(Records from a data collection)
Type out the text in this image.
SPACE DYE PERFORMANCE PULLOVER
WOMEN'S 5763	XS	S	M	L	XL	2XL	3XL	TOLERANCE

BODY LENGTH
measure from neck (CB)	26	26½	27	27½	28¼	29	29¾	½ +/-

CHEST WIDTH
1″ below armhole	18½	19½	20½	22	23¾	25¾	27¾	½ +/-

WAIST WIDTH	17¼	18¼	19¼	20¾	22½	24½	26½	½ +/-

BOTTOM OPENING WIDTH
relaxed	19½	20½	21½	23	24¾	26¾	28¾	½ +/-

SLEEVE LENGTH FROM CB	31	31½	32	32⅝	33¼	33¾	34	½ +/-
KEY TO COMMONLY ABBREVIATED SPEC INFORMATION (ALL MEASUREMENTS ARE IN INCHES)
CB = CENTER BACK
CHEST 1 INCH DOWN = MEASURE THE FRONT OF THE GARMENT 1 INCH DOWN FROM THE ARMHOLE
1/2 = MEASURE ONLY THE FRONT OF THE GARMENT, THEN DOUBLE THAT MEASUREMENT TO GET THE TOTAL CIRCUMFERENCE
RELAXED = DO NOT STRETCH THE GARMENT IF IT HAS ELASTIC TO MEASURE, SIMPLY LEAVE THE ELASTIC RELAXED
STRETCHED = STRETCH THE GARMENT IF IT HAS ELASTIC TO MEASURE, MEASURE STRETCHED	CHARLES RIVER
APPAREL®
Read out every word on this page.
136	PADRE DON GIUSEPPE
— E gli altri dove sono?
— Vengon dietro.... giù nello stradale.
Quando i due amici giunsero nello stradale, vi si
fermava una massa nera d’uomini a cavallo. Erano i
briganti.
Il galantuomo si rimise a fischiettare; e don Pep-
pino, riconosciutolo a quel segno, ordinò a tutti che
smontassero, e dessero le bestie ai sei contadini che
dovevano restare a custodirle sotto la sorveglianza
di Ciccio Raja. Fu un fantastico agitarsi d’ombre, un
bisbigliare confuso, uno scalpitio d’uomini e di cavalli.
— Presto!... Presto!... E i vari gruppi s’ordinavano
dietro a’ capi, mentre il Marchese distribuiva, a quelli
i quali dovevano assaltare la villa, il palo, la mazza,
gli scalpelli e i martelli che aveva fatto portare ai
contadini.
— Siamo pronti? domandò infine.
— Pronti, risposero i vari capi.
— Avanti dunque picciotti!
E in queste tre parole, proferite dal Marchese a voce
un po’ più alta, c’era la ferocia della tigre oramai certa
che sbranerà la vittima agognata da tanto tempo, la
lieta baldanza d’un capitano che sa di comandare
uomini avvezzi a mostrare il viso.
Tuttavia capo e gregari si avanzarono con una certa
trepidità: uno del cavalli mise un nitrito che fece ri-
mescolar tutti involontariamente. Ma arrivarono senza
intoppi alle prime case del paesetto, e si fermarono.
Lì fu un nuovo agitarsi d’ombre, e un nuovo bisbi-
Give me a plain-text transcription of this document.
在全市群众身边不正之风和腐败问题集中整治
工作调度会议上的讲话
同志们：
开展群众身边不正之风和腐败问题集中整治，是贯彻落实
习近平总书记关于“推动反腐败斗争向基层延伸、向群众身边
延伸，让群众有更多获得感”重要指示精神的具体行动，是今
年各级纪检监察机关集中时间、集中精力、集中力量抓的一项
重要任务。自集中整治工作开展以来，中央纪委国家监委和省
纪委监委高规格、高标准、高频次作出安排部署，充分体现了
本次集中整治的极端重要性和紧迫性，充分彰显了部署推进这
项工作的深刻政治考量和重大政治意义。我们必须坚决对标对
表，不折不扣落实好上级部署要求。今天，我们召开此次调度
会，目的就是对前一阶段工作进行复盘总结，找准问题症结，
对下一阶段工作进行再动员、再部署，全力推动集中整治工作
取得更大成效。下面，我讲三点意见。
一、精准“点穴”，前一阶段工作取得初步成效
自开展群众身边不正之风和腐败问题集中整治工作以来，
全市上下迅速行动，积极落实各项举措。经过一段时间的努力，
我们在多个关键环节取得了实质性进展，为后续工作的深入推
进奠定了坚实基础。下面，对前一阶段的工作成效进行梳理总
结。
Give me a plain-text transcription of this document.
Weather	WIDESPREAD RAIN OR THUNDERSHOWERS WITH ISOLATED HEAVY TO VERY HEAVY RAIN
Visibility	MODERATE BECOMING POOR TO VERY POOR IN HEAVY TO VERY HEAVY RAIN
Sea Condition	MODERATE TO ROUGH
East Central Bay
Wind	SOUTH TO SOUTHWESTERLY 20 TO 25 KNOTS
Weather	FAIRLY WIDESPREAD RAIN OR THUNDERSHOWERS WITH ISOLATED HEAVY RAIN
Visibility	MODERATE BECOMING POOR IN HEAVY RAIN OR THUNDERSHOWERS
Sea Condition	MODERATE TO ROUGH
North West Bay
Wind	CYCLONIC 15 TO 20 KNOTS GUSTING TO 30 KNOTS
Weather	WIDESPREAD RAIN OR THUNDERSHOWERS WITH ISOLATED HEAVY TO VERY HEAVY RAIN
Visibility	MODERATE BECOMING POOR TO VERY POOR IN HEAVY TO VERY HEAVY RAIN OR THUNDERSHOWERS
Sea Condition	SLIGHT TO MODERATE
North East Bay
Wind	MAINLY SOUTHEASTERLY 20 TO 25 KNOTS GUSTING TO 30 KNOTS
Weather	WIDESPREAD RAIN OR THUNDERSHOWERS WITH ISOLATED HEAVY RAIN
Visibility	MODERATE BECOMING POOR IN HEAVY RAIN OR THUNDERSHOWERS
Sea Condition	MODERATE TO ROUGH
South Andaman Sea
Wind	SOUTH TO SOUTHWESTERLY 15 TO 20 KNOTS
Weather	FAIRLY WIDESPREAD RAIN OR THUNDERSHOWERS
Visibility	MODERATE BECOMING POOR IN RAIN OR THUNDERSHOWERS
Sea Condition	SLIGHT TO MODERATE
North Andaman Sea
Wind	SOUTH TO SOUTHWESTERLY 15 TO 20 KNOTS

WHAT THIS TASK INVOLVES: All the data must be duplicated exactly, with nothing added or removed.

SOLUTION BELOW:
Type out the text in this image.
SPACE DYE PERFORMANCE PULLOVER
WOMEN'S 5763	XS	S	M	L	XL	2XL	3XL	TOLERANCE

BODY LENGTH
measure from neck (CB)	26	26½	27	27½	28¼	29	29¾	½ +/-

CHEST WIDTH
1″ below armhole	18½	19½	20½	22	23¾	25¾	27¾	½ +/-

WAIST WIDTH	17¼	18¼	19¼	20¾	22½	24½	26½	½ +/-

BOTTOM OPENING WIDTH
relaxed	19½	20½	21½	23	24¾	26¾	28¾	½ +/-

SLEEVE LENGTH FROM CB	31	31½	32	32⅝	33¼	33¾	34	½ +/-
KEY TO COMMONLY ABBREVIATED SPEC INFORMATION (ALL MEASUREMENTS ARE IN INCHES)
CB = CENTER BACK
CHEST 1 INCH DOWN = MEASURE THE FRONT OF THE GARMENT 1 INCH DOWN FROM THE ARMHOLE
1/2 = MEASURE ONLY THE FRONT OF THE GARMENT, THEN DOUBLE THAT MEASUREMENT TO GET THE TOTAL CIRCUMFERENCE
RELAXED = DO NOT STRETCH THE GARMENT IF IT HAS ELASTIC TO MEASURE, SIMPLY LEAVE THE ELASTIC RELAXED
STRETCHED = STRETCH THE GARMENT IF IT HAS ELASTIC TO MEASURE, MEASURE STRETCHED	CHARLES RIVER
APPAREL®
Read out every word on this page.
136	PADRE DON GIUSEPPE
— E gli altri dove sono?
— Vengon dietro.... giù nello stradale.
Quando i due amici giunsero nello stradale, vi si
fermava una massa nera d’uomini a cavallo. Erano i
briganti.
Il galantuomo si rimise a fischiettare; e don Pep-
pino, riconosciutolo a quel segno, ordinò a tutti che
smontassero, e dessero le bestie ai sei contadini che
dovevano restare a custodirle sotto la sorveglianza
di Ciccio Raja. Fu un fantastico agitarsi d’ombre, un
bisbigliare confuso, uno scalpitio d’uomini e di cavalli.
— Presto!... Presto!... E i vari gruppi s’ordinavano
dietro a’ capi, mentre il Marchese distribuiva, a quelli
i quali dovevano assaltare la villa, il palo, la mazza,
gli scalpelli e i martelli che aveva fatto portare ai
contadini.
— Siamo pronti? domandò infine.
— Pronti, risposero i vari capi.
— Avanti dunque picciotti!
E in queste tre parole, proferite dal Marchese a voce
un po’ più alta, c’era la ferocia della tigre oramai certa
che sbranerà la vittima agognata da tanto tempo, la
lieta baldanza d’un capitano che sa di comandare
uomini avvezzi a mostrare il viso.
Tuttavia capo e gregari si avanzarono con una certa
trepidità: uno del cavalli mise un nitrito che fece ri-
mescolar tutti involontariamente. Ma arrivarono senza
intoppi alle prime case del paesetto, e si fermarono.
Lì fu un nuovo agitarsi d’ombre, e un nuovo bisbi-
Give me a plain-text transcription of this document.
在全市群众身边不正之风和腐败问题集中整治
工作调度会议上的讲话
同志们：
开展群众身边不正之风和腐败问题集中整治，是贯彻落实
习近平总书记关于“推动反腐败斗争向基层延伸、向群众身边
延伸，让群众有更多获得感”重要指示精神的具体行动，是今
年各级纪检监察机关集中时间、集中精力、集中力量抓的一项
重要任务。自集中整治工作开展以来，中央纪委国家监委和省
纪委监委高规格、高标准、高频次作出安排部署，充分体现了
本次集中整治的极端重要性和紧迫性，充分彰显了部署推进这
项工作的深刻政治考量和重大政治意义。我们必须坚决对标对
表，不折不扣落实好上级部署要求。今天，我们召开此次调度
会，目的就是对前一阶段工作进行复盘总结，找准问题症结，
对下一阶段工作进行再动员、再部署，全力推动集中整治工作
取得更大成效。下面，我讲三点意见。
一、精准“点穴”，前一阶段工作取得初步成效
自开展群众身边不正之风和腐败问题集中整治工作以来，
全市上下迅速行动，积极落实各项举措。经过一段时间的努力，
我们在多个关键环节取得了实质性进展，为后续工作的深入推
进奠定了坚实基础。下面，对前一阶段的工作成效进行梳理总
结。
Give me a plain-text transcription of this document.
Weather	WIDESPREAD RAIN OR THUNDERSHOWERS WITH ISOLATED HEAVY TO VERY HEAVY RAIN
Visibility	MODERATE BECOMING POOR TO VERY POOR IN HEAVY TO VERY HEAVY RAIN
Sea Condition	MODERATE TO ROUGH
East Central Bay
Wind	SOUTH TO SOUTHWESTERLY 20 TO 25 KNOTS
Weather	FAIRLY WIDESPREAD RAIN OR THUNDERSHOWERS WITH ISOLATED HEAVY RAIN
Visibility	MODERATE BECOMING POOR IN HEAVY RAIN OR THUNDERSHOWERS
Sea Condition	MODERATE TO ROUGH
North West Bay
Wind	CYCLONIC 15 TO 20 KNOTS GUSTING TO 30 KNOTS
Weather	WIDESPREAD RAIN OR THUNDERSHOWERS WITH ISOLATED HEAVY TO VERY HEAVY RAIN
Visibility	MODERATE BECOMING POOR TO VERY POOR IN HEAVY TO VERY HEAVY RAIN OR THUNDERSHOWERS
Sea Condition	SLIGHT TO MODERATE
North East Bay
Wind	MAINLY SOUTHEASTERLY 20 TO 25 KNOTS GUSTING TO 30 KNOTS
Weather	WIDESPREAD RAIN OR THUNDERSHOWERS WITH ISOLATED HEAVY RAIN
Visibility	MODERATE BECOMING POOR IN HEAVY RAIN OR THUNDERSHOWERS
Sea Condition	MODERATE TO ROUGH
South Andaman Sea
Wind	SOUTH TO SOUTHWESTERLY 15 TO 20 KNOTS
Weather	FAIRLY WIDESPREAD RAIN OR THUNDERSHOWERS
Visibility	MODERATE BECOMING POOR IN RAIN OR THUNDERSHOWERS
Sea Condition	SLIGHT TO MODERATE
North Andaman Sea
Wind	SOUTH TO SOUTHWESTERLY 15 TO 20 KNOTS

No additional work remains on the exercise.